Information given —
◆ ◆ ◆

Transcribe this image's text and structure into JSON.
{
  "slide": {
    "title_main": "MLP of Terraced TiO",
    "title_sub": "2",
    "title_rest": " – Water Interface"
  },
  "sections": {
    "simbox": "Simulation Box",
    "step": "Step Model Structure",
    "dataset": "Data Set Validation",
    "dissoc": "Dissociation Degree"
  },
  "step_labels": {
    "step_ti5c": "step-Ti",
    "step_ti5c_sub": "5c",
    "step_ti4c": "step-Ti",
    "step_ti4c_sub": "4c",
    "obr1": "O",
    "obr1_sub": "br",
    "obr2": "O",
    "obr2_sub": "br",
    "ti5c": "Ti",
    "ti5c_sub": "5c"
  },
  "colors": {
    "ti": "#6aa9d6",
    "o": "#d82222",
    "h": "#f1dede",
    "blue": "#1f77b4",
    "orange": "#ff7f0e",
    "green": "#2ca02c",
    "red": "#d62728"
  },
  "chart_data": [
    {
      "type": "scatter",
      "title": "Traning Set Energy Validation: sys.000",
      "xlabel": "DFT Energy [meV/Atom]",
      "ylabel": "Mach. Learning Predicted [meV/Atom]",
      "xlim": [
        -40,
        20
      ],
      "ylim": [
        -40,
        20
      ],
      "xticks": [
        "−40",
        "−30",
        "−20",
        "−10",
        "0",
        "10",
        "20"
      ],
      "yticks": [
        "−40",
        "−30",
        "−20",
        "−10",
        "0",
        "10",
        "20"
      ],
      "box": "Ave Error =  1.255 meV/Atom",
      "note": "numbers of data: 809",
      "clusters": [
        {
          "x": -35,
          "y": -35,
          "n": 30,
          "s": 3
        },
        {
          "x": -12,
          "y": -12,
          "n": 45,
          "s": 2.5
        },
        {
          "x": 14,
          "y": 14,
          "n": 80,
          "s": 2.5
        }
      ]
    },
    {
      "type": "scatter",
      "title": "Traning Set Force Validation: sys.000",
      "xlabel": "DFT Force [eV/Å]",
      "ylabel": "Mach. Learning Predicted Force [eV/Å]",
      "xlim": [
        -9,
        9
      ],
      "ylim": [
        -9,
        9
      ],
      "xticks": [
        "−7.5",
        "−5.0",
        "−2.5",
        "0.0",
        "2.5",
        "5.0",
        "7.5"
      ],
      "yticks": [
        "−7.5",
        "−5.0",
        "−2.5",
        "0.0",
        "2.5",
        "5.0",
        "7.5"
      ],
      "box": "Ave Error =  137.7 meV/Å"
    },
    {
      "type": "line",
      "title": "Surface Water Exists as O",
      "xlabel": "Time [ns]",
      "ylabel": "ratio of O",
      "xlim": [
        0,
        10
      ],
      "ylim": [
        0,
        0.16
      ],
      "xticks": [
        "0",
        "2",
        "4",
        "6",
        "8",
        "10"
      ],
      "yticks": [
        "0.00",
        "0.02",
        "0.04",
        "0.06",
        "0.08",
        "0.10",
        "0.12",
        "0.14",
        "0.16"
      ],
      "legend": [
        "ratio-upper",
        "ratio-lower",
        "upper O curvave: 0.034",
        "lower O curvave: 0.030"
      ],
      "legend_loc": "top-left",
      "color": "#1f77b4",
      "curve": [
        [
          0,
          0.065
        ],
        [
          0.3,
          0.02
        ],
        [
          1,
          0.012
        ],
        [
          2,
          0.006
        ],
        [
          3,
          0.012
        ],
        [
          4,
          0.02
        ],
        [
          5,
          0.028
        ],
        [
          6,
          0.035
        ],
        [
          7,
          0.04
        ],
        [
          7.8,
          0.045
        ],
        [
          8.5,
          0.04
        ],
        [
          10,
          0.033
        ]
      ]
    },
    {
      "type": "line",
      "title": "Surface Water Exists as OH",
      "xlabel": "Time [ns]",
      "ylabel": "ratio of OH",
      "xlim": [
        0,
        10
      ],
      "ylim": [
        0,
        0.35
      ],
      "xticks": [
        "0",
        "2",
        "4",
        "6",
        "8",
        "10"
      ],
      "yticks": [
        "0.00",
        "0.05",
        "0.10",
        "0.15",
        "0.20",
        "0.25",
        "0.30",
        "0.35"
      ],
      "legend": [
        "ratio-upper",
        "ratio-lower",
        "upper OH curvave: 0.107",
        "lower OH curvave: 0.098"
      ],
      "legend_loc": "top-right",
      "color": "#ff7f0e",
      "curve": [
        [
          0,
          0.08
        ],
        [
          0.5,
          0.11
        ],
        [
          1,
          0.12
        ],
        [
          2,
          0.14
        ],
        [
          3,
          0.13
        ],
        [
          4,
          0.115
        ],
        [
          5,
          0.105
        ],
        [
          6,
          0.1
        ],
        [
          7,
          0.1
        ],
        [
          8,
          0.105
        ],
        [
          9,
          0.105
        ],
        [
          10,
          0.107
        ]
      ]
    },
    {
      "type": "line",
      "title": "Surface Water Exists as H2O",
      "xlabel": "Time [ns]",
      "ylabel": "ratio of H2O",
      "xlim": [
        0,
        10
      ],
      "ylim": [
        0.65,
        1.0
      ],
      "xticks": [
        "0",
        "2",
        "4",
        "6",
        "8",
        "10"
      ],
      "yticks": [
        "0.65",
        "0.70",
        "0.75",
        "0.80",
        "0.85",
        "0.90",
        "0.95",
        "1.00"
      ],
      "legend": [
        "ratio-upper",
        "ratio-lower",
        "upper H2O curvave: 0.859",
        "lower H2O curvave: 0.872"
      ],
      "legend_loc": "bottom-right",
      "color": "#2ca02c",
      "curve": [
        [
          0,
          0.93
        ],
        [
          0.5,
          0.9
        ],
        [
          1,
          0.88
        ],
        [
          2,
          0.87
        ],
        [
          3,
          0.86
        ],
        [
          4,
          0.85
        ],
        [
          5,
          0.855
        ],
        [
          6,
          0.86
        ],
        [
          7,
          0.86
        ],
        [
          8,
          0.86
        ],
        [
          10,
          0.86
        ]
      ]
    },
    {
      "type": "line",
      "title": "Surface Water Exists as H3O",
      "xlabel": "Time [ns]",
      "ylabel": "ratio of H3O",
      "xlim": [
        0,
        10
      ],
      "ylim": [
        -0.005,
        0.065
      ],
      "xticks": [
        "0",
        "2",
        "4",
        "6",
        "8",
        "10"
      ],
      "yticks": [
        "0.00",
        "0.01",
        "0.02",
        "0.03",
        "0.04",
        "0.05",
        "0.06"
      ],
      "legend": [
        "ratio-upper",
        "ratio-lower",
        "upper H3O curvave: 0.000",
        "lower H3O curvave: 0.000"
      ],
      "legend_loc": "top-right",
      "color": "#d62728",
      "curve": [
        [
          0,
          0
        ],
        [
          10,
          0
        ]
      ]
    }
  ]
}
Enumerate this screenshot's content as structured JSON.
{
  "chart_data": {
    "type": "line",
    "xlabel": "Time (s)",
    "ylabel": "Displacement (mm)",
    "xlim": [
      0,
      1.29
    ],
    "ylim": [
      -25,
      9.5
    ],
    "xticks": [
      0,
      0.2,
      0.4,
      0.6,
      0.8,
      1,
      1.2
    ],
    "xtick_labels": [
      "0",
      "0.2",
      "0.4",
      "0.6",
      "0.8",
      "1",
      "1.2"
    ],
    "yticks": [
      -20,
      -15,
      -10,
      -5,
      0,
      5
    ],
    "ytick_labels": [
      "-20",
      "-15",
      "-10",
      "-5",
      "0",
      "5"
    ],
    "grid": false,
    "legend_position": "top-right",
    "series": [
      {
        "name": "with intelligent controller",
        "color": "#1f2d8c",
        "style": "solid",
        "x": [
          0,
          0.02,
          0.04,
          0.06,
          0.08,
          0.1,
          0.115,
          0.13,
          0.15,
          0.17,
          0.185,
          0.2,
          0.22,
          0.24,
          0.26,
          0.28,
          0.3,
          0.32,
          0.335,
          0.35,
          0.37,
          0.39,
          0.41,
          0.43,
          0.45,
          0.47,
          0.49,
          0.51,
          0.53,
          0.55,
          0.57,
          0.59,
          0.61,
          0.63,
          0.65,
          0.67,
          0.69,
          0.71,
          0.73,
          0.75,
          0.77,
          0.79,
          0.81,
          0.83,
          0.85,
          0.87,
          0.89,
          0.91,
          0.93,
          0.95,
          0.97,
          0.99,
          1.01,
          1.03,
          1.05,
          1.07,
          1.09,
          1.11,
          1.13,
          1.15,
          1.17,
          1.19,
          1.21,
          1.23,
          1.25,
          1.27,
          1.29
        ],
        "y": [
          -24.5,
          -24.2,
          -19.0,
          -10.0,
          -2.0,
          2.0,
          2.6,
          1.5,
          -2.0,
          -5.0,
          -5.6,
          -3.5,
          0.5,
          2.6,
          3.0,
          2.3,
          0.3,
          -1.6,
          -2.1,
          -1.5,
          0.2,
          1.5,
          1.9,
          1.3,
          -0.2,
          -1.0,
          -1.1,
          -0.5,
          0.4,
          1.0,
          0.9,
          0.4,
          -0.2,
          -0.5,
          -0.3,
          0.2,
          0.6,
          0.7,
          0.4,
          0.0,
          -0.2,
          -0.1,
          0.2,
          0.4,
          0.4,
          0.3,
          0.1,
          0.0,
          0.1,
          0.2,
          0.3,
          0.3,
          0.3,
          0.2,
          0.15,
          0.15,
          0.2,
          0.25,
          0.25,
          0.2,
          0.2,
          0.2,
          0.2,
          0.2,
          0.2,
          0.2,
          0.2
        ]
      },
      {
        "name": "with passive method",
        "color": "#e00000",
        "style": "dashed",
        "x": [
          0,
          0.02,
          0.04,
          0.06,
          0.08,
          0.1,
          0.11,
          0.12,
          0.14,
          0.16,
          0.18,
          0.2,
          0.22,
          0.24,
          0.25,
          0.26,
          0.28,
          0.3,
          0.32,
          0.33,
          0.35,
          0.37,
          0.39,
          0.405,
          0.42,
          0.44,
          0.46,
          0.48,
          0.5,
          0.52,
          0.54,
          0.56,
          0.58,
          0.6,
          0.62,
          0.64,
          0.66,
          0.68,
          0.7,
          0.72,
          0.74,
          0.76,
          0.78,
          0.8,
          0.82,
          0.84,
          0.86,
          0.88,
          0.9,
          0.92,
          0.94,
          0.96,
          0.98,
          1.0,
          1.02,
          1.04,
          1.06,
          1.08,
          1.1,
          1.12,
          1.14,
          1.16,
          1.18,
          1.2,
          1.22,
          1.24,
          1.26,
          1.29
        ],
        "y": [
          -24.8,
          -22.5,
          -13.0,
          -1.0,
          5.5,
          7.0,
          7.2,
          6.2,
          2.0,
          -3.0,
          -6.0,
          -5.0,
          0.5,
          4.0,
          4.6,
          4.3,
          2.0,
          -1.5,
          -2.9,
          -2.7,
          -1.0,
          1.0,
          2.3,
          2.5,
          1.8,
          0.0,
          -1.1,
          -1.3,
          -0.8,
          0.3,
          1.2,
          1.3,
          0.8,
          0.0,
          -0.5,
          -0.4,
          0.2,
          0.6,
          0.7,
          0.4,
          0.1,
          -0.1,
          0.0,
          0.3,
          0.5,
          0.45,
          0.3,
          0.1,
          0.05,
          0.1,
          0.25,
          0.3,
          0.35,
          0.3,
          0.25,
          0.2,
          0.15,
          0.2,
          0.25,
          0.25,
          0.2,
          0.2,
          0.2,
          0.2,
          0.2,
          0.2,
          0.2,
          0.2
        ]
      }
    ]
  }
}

◆ ◆ ◆

What you will do — Filter the listing for the word "Exists" and copy every line that holds it.

Answer to the problem —
      "title": "Surface Water Exists as O",
      "title": "Surface Water Exists as OH",
      "title": "Surface Water Exists as H2O",
      "title": "Surface Water Exists as H3O",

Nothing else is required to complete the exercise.